§ **Exercise description**
Return verbatim the entries running from the line with "Decompose this screenshot" up to and including the line with "y-tick-label: 1000 (56, 451, 94, 469)".

§ **Source data**
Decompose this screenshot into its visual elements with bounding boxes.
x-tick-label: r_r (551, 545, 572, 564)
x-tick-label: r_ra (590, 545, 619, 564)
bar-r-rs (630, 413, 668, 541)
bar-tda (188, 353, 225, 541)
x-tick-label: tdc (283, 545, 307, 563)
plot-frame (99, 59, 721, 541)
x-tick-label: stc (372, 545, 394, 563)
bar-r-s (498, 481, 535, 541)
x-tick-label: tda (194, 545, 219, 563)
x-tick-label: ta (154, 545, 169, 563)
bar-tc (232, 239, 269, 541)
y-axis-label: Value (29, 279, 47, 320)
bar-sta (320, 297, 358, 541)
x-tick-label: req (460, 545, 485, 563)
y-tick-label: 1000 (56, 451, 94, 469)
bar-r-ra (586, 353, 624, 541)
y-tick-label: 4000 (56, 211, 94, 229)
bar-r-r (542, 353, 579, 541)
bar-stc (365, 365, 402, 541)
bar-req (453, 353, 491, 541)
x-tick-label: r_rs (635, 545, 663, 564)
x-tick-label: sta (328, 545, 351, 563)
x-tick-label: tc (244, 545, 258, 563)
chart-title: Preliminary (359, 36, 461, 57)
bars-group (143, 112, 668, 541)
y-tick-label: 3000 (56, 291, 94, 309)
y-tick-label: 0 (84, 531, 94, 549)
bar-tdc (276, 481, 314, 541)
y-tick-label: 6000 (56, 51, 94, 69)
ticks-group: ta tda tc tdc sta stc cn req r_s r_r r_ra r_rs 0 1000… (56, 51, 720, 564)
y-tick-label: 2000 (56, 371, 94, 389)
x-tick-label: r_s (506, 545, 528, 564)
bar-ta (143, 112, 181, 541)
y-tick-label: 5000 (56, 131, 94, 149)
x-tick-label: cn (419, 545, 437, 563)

--

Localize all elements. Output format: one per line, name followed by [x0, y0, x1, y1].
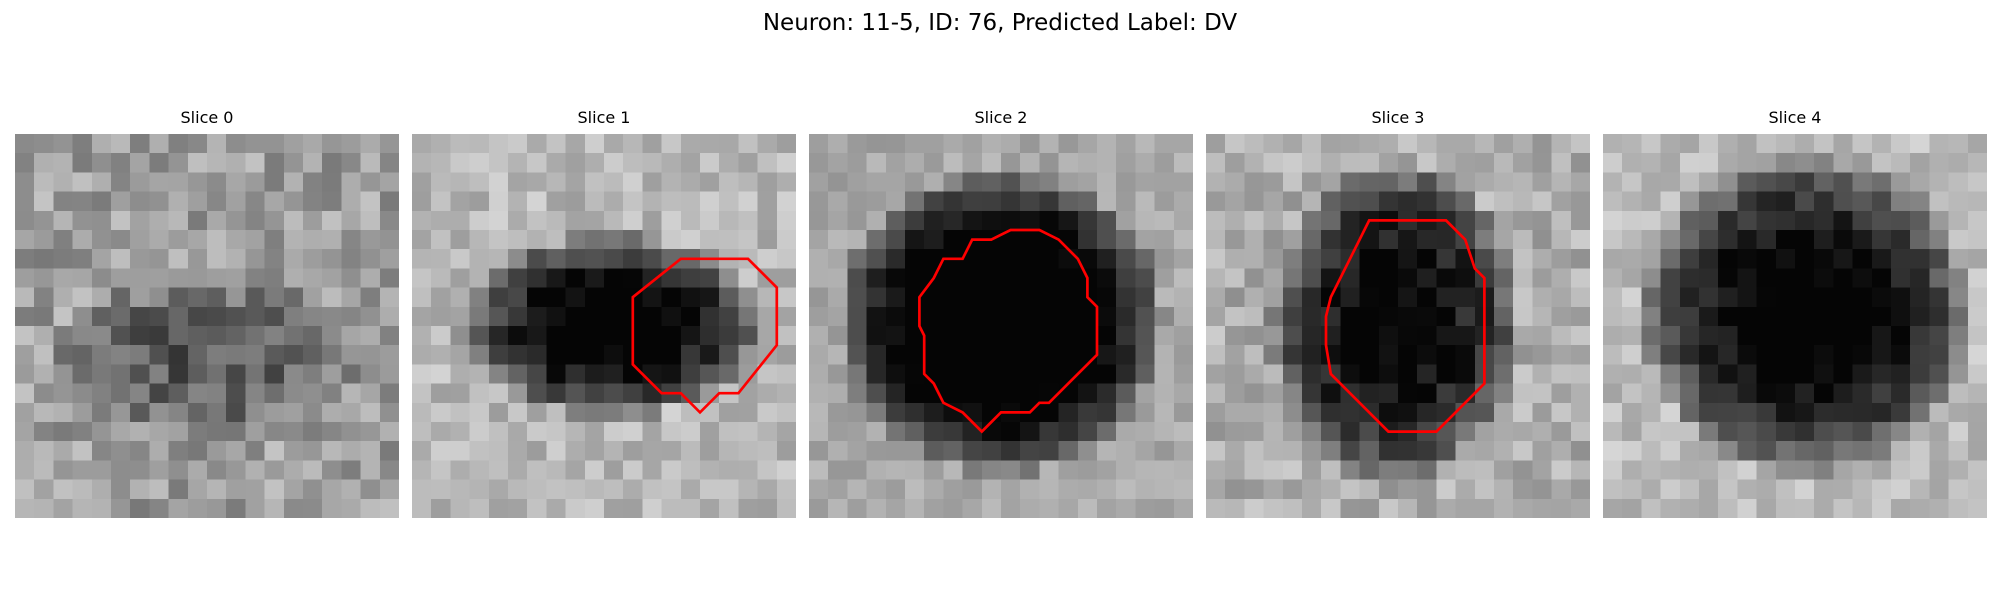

--

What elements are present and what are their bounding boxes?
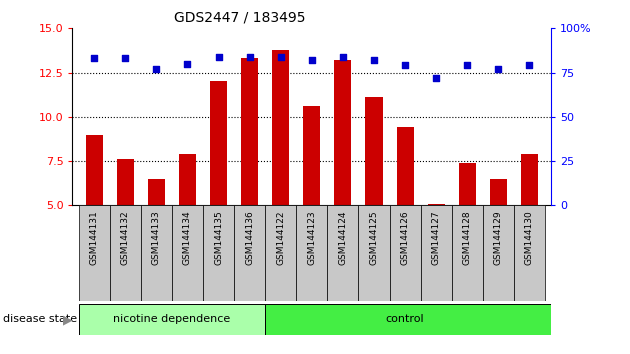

§ **The solution**
Decompose this screenshot into its visual elements with bounding boxes.
x-tick-label: r_r (551, 545, 572, 564)
x-tick-label: r_ra (590, 545, 619, 564)
bar-r-rs (630, 413, 668, 541)
bar-tda (188, 353, 225, 541)
x-tick-label: tdc (283, 545, 307, 563)
plot-frame (99, 59, 721, 541)
x-tick-label: stc (372, 545, 394, 563)
bar-r-s (498, 481, 535, 541)
x-tick-label: tda (194, 545, 219, 563)
x-tick-label: ta (154, 545, 169, 563)
bar-tc (232, 239, 269, 541)
y-axis-label: Value (29, 279, 47, 320)
bar-sta (320, 297, 358, 541)
x-tick-label: req (460, 545, 485, 563)
y-tick-label: 1000 (56, 451, 94, 469)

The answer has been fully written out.